What is needed - Read the lines below. Copy out any that hold the string "Utilization".

──────── Material for this task

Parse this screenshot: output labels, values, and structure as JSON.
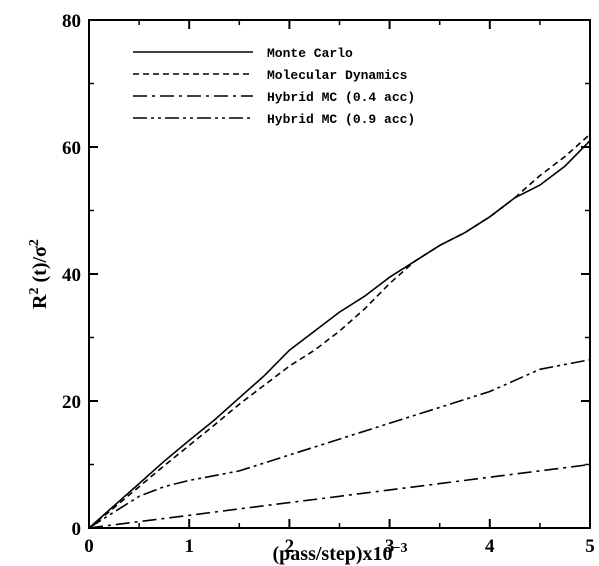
{
  "chart_data": {
    "type": "line",
    "title": "",
    "xlabel": "(pass/step)x10",
    "xlabel_sup": "−3",
    "ylabel": "R",
    "ylabel_sup1": "2",
    "ylabel_mid": " (t)/σ",
    "ylabel_sup2": "2",
    "xlim": [
      0,
      5
    ],
    "ylim": [
      0,
      80
    ],
    "xticks": [
      "0",
      "1",
      "2",
      "3",
      "4",
      "5"
    ],
    "yticks": [
      "0",
      "20",
      "40",
      "60",
      "80"
    ],
    "grid": false,
    "legend_position": "top-left",
    "series": [
      {
        "name": "Monte Carlo",
        "dash": "solid",
        "x": [
          0,
          0.25,
          0.5,
          0.75,
          1.0,
          1.25,
          1.5,
          1.75,
          2.0,
          2.25,
          2.5,
          2.75,
          3.0,
          3.25,
          3.5,
          3.75,
          4.0,
          4.25,
          4.5,
          4.75,
          5.0
        ],
        "y": [
          0,
          3.5,
          7.0,
          10.5,
          13.8,
          17.0,
          20.5,
          24.0,
          28.0,
          31.0,
          34.0,
          36.5,
          39.5,
          42.0,
          44.5,
          46.5,
          49.0,
          52.0,
          54.0,
          57.0,
          61.0
        ]
      },
      {
        "name": "Molecular Dynamics",
        "dash": "dashed",
        "x": [
          0,
          0.25,
          0.5,
          0.75,
          1.0,
          1.25,
          1.5,
          1.75,
          2.0,
          2.25,
          2.5,
          2.75,
          3.0,
          3.25,
          3.5,
          3.75,
          4.0,
          4.25,
          4.5,
          4.75,
          5.0
        ],
        "y": [
          0,
          3.2,
          6.5,
          9.8,
          13.0,
          16.2,
          19.5,
          22.5,
          25.5,
          28.0,
          31.0,
          34.5,
          38.5,
          42.0,
          44.5,
          46.5,
          49.0,
          52.0,
          55.5,
          58.5,
          62.0
        ]
      },
      {
        "name": "Hybrid MC (0.4 acc)",
        "dash": "dashdot",
        "x": [
          0,
          0.5,
          1.0,
          1.5,
          2.0,
          2.5,
          3.0,
          3.5,
          4.0,
          4.5,
          5.0
        ],
        "y": [
          0,
          1.0,
          2.0,
          3.0,
          4.0,
          5.0,
          6.0,
          7.0,
          8.0,
          9.0,
          10.0
        ]
      },
      {
        "name": "Hybrid MC (0.9 acc)",
        "dash": "dashdotdot",
        "x": [
          0,
          0.25,
          0.5,
          0.75,
          1.0,
          1.5,
          2.0,
          2.5,
          3.0,
          3.5,
          4.0,
          4.5,
          5.0
        ],
        "y": [
          0,
          2.5,
          5.0,
          6.5,
          7.5,
          9.0,
          11.5,
          14.0,
          16.5,
          19.0,
          21.5,
          25.0,
          26.5
        ]
      }
    ]
  }
}
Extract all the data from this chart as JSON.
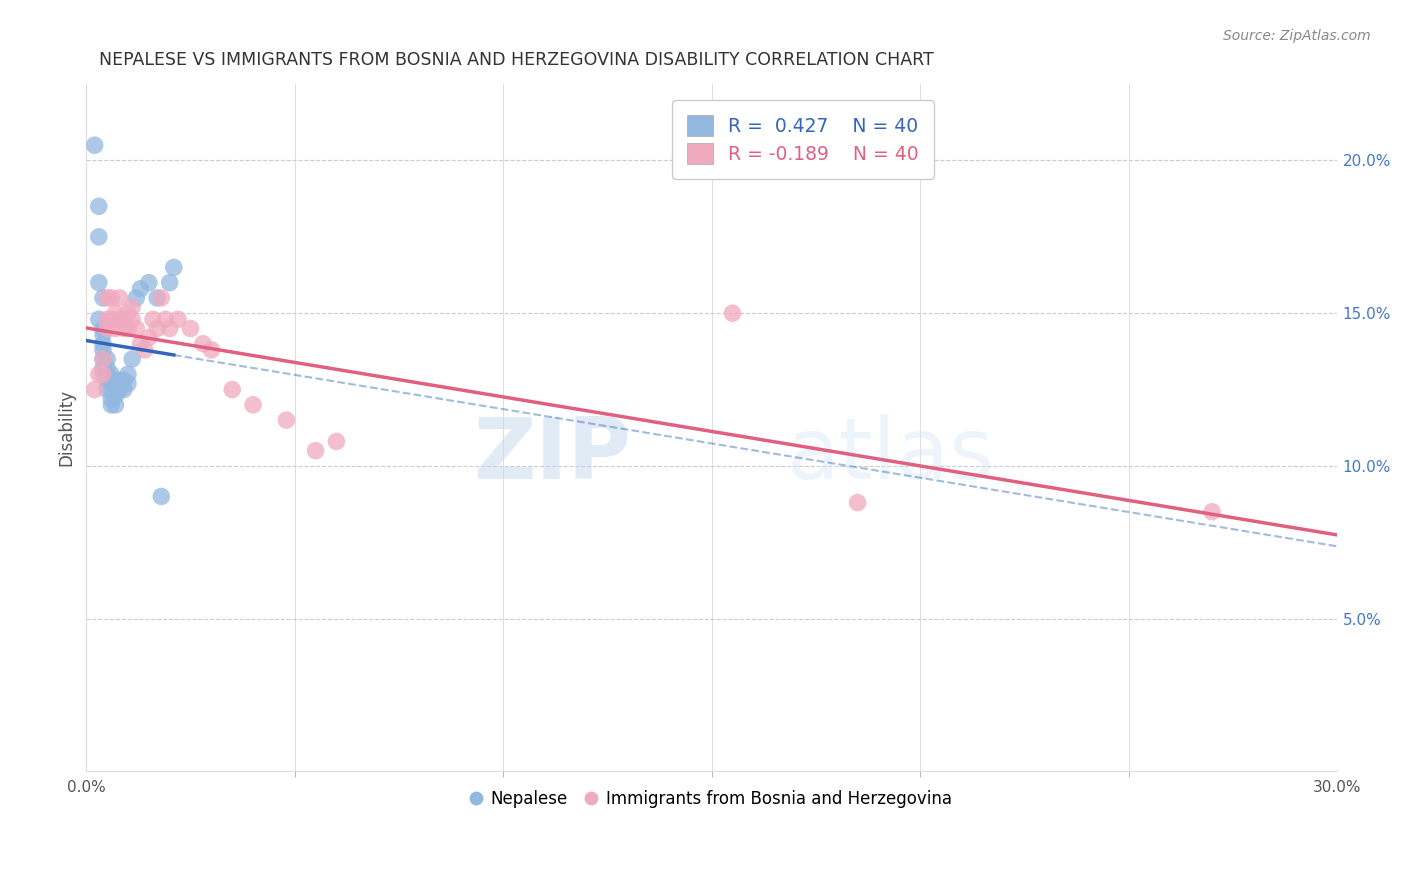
{
  "title": "NEPALESE VS IMMIGRANTS FROM BOSNIA AND HERZEGOVINA DISABILITY CORRELATION CHART",
  "source": "Source: ZipAtlas.com",
  "ylabel": "Disability",
  "right_yticks": [
    "20.0%",
    "15.0%",
    "10.0%",
    "5.0%"
  ],
  "right_ytick_vals": [
    0.2,
    0.15,
    0.1,
    0.05
  ],
  "xlim": [
    0.0,
    0.3
  ],
  "ylim": [
    0.0,
    0.225
  ],
  "blue_color": "#92b8e0",
  "pink_color": "#f0aabf",
  "blue_line_color": "#3366bb",
  "pink_line_color": "#e06080",
  "watermark_zip": "ZIP",
  "watermark_atlas": "atlas",
  "nepalese_x": [
    0.002,
    0.003,
    0.003,
    0.003,
    0.003,
    0.004,
    0.004,
    0.004,
    0.004,
    0.004,
    0.004,
    0.005,
    0.005,
    0.005,
    0.005,
    0.005,
    0.006,
    0.006,
    0.006,
    0.006,
    0.006,
    0.007,
    0.007,
    0.007,
    0.007,
    0.008,
    0.008,
    0.009,
    0.009,
    0.01,
    0.01,
    0.011,
    0.012,
    0.013,
    0.015,
    0.017,
    0.018,
    0.02,
    0.021,
    0.004
  ],
  "nepalese_y": [
    0.205,
    0.185,
    0.175,
    0.16,
    0.148,
    0.145,
    0.143,
    0.14,
    0.138,
    0.135,
    0.132,
    0.135,
    0.132,
    0.13,
    0.128,
    0.125,
    0.13,
    0.128,
    0.125,
    0.122,
    0.12,
    0.128,
    0.125,
    0.123,
    0.12,
    0.128,
    0.125,
    0.128,
    0.125,
    0.13,
    0.127,
    0.135,
    0.155,
    0.158,
    0.16,
    0.155,
    0.09,
    0.16,
    0.165,
    0.155
  ],
  "bosnia_x": [
    0.002,
    0.003,
    0.004,
    0.004,
    0.005,
    0.005,
    0.005,
    0.006,
    0.006,
    0.007,
    0.007,
    0.008,
    0.008,
    0.009,
    0.009,
    0.01,
    0.01,
    0.011,
    0.011,
    0.012,
    0.013,
    0.014,
    0.015,
    0.016,
    0.017,
    0.018,
    0.019,
    0.02,
    0.022,
    0.025,
    0.028,
    0.03,
    0.035,
    0.04,
    0.048,
    0.055,
    0.06,
    0.155,
    0.185,
    0.27
  ],
  "bosnia_y": [
    0.125,
    0.13,
    0.135,
    0.13,
    0.155,
    0.148,
    0.145,
    0.155,
    0.148,
    0.15,
    0.145,
    0.155,
    0.148,
    0.148,
    0.145,
    0.15,
    0.145,
    0.152,
    0.148,
    0.145,
    0.14,
    0.138,
    0.142,
    0.148,
    0.145,
    0.155,
    0.148,
    0.145,
    0.148,
    0.145,
    0.14,
    0.138,
    0.125,
    0.12,
    0.115,
    0.105,
    0.108,
    0.15,
    0.088,
    0.085
  ]
}
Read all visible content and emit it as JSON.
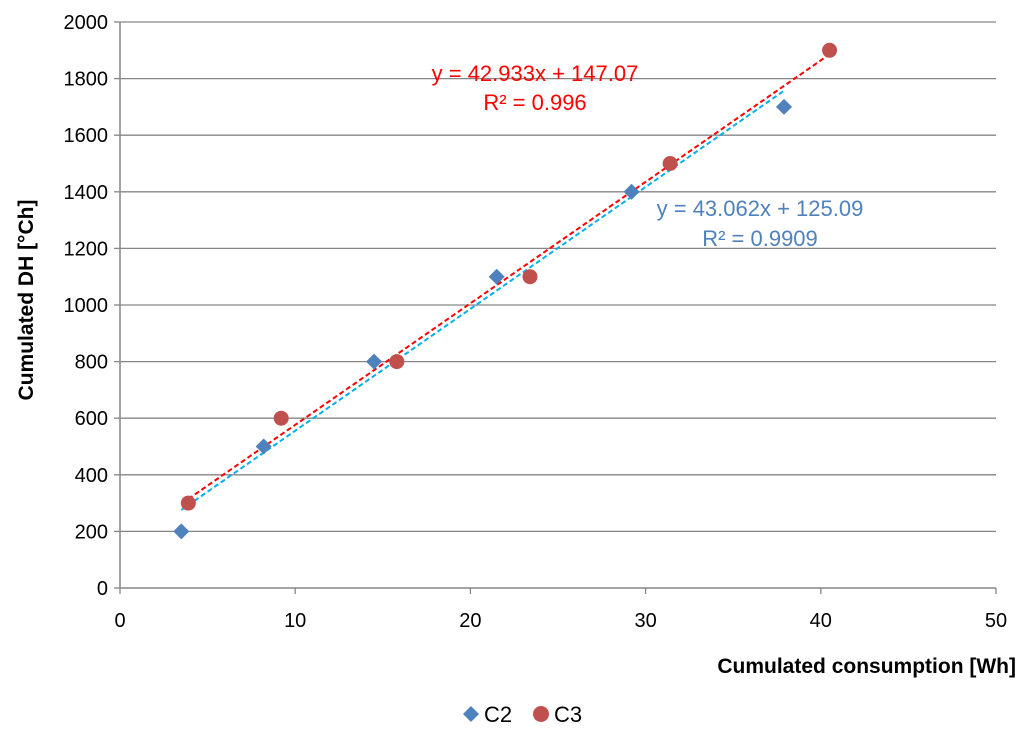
{
  "chart_data": {
    "type": "scatter",
    "title": "",
    "xlabel": "Cumulated consumption [Wh]",
    "ylabel": "Cumulated DH [°Ch]",
    "xlim": [
      0,
      50
    ],
    "ylim": [
      0,
      2000
    ],
    "x_ticks": [
      "0",
      "10",
      "20",
      "30",
      "40",
      "50"
    ],
    "y_ticks": [
      "0",
      "200",
      "400",
      "600",
      "800",
      "1000",
      "1200",
      "1400",
      "1600",
      "1800",
      "2000"
    ],
    "grid": "horizontal",
    "legend_position": "bottom",
    "series": [
      {
        "name": "C2",
        "marker": "diamond",
        "color": "#4f81bd",
        "x": [
          3.5,
          8.2,
          14.5,
          21.5,
          29.2,
          37.9
        ],
        "y": [
          200,
          500,
          800,
          1100,
          1400,
          1700
        ],
        "trendline": {
          "slope": 43.062,
          "intercept": 125.09,
          "x_range": [
            3.5,
            37.9
          ],
          "color": "#00b0f0",
          "equation": "y = 43.062x + 125.09",
          "r2": "R² = 0.9909",
          "label_color": "#4f81bd"
        }
      },
      {
        "name": "C3",
        "marker": "circle",
        "color": "#c0504d",
        "x": [
          3.9,
          9.2,
          15.8,
          23.4,
          31.4,
          40.5
        ],
        "y": [
          300,
          600,
          800,
          1100,
          1500,
          1900
        ],
        "trendline": {
          "slope": 42.933,
          "intercept": 147.07,
          "x_range": [
            3.9,
            40.5
          ],
          "color": "#ff0000",
          "equation": "y = 42.933x + 147.07",
          "r2": "R² = 0.996",
          "label_color": "#ff0000"
        }
      }
    ]
  }
}
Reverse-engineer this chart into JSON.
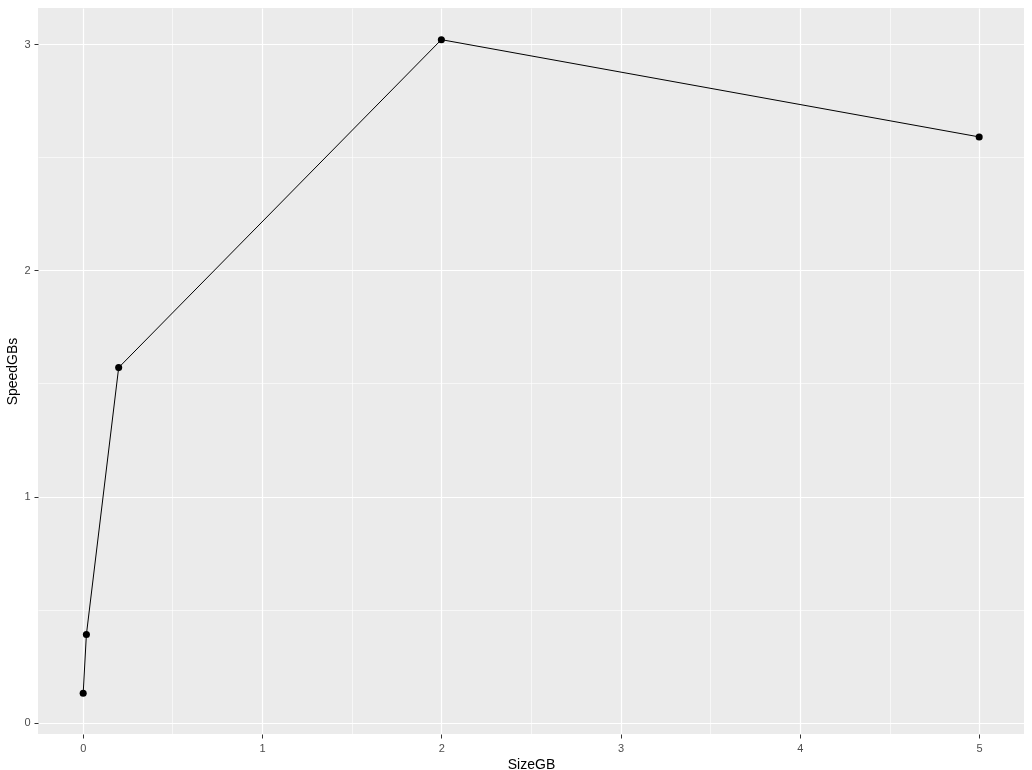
{
  "chart_data": {
    "type": "line",
    "xlabel": "SizeGB",
    "ylabel": "SpeedGBs",
    "x": [
      0.002,
      0.02,
      0.2,
      2,
      5
    ],
    "series": [
      {
        "color": "#000000",
        "values": [
          0.13,
          0.39,
          1.57,
          3.02,
          2.59
        ]
      }
    ],
    "xlim": [
      -0.25,
      5.25
    ],
    "ylim": [
      -0.05,
      3.16
    ],
    "xticks": [
      0,
      {
        "value": 0.5,
        "label": null
      },
      1,
      {
        "value": 1.5,
        "label": null
      },
      2,
      {
        "value": 2.5,
        "label": null
      },
      3,
      {
        "value": 3.5,
        "label": null
      },
      4,
      {
        "value": 4.5,
        "label": null
      },
      5
    ],
    "yticks": [
      0,
      {
        "value": 0.5,
        "label": null
      },
      1,
      {
        "value": 1.5,
        "label": null
      },
      2,
      {
        "value": 2.5,
        "label": null
      },
      3
    ],
    "grid": true,
    "marker": "circle",
    "line_style": "solid"
  }
}
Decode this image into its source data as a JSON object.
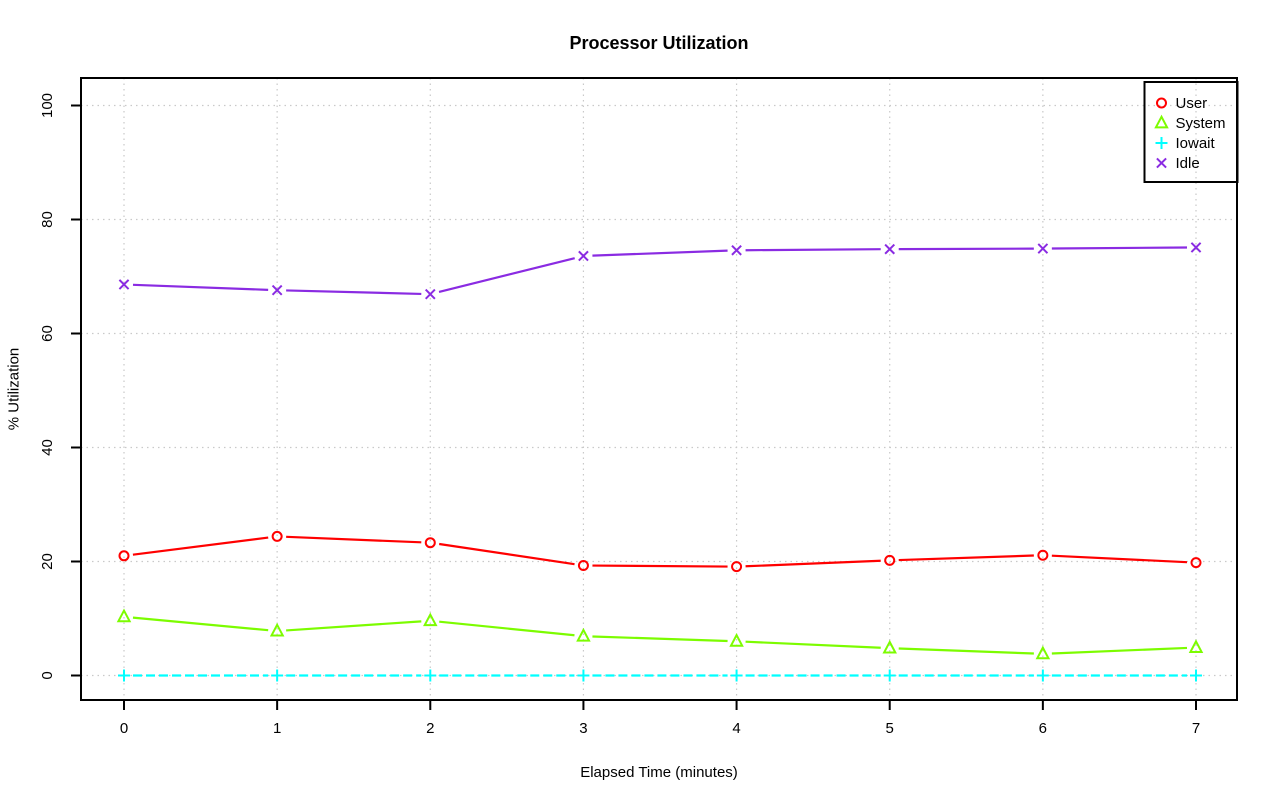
{
  "chart_data": {
    "type": "line",
    "title": "Processor Utilization",
    "xlabel": "Elapsed Time (minutes)",
    "ylabel": "% Utilization",
    "x": [
      0,
      1,
      2,
      3,
      4,
      5,
      6,
      7
    ],
    "xlim": [
      0,
      7
    ],
    "ylim": [
      0,
      100
    ],
    "xticks": [
      0,
      1,
      2,
      3,
      4,
      5,
      6,
      7
    ],
    "yticks": [
      0,
      20,
      40,
      60,
      80,
      100
    ],
    "grid": {
      "style": "dotted",
      "color": "#c9c9c9",
      "both_axes": true
    },
    "legend_position": "top-right",
    "series": [
      {
        "name": "User",
        "color": "#ff0000",
        "marker": "circle",
        "line": "solid",
        "values": [
          21.0,
          24.4,
          23.3,
          19.3,
          19.1,
          20.2,
          21.1,
          19.8
        ]
      },
      {
        "name": "System",
        "color": "#7cfc00",
        "marker": "triangle",
        "line": "solid",
        "values": [
          10.3,
          7.8,
          9.6,
          6.9,
          6.0,
          4.8,
          3.8,
          4.9
        ]
      },
      {
        "name": "Iowait",
        "color": "#00ffff",
        "marker": "plus",
        "line": "dashed",
        "values": [
          0,
          0,
          0,
          0,
          0,
          0,
          0,
          0
        ]
      },
      {
        "name": "Idle",
        "color": "#8a2be2",
        "marker": "x",
        "line": "solid",
        "values": [
          68.6,
          67.6,
          66.9,
          73.6,
          74.6,
          74.8,
          74.9,
          75.1
        ]
      }
    ]
  }
}
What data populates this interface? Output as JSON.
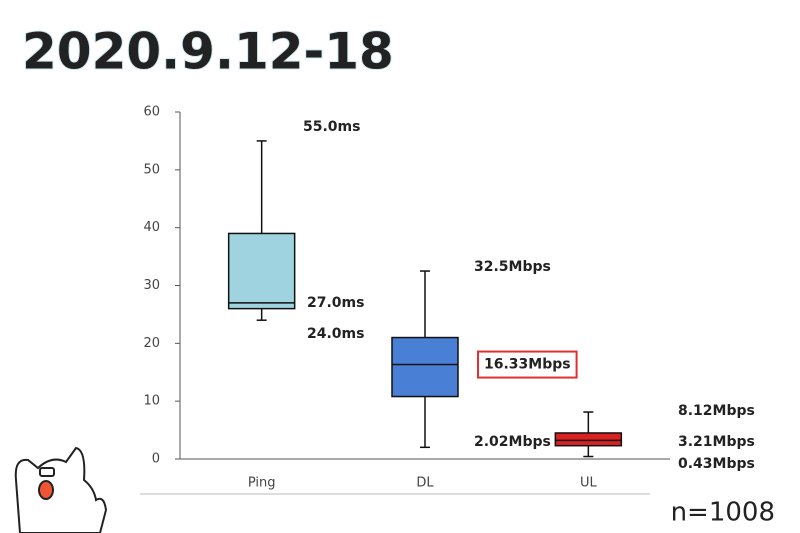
{
  "chart_data": {
    "type": "box",
    "title": "2020.9.12-18",
    "annotation": "n=1008",
    "categories": [
      "Ping",
      "DL",
      "UL"
    ],
    "boxes": [
      {
        "min": 24,
        "q1": 26,
        "median": 27,
        "q3": 39,
        "max": 55,
        "color": "#9fd3e0",
        "value_labels": {
          "max": "55.0ms",
          "median": "27.0ms",
          "min": "24.0ms"
        }
      },
      {
        "min": 2.02,
        "q1": 10.8,
        "median": 16.33,
        "q3": 21,
        "max": 32.5,
        "color": "#4a7fd6",
        "value_labels": {
          "max": "32.5Mbps",
          "median": "16.33Mbps",
          "min": "2.02Mbps"
        },
        "highlight": "median",
        "highlight_color": "#e03030"
      },
      {
        "min": 0.43,
        "q1": 2.3,
        "median": 3.21,
        "q3": 4.5,
        "max": 8.12,
        "color": "#d92121",
        "value_labels": {
          "max": "8.12Mbps",
          "median": "3.21Mbps",
          "min": "0.43Mbps"
        }
      }
    ],
    "ylim": [
      0,
      60
    ],
    "yticks": [
      0,
      10,
      20,
      30,
      40,
      50,
      60
    ]
  }
}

────────────────

Solution to this task -
    "title": "Processor Utilization",
    "ylabel": "% Utilization",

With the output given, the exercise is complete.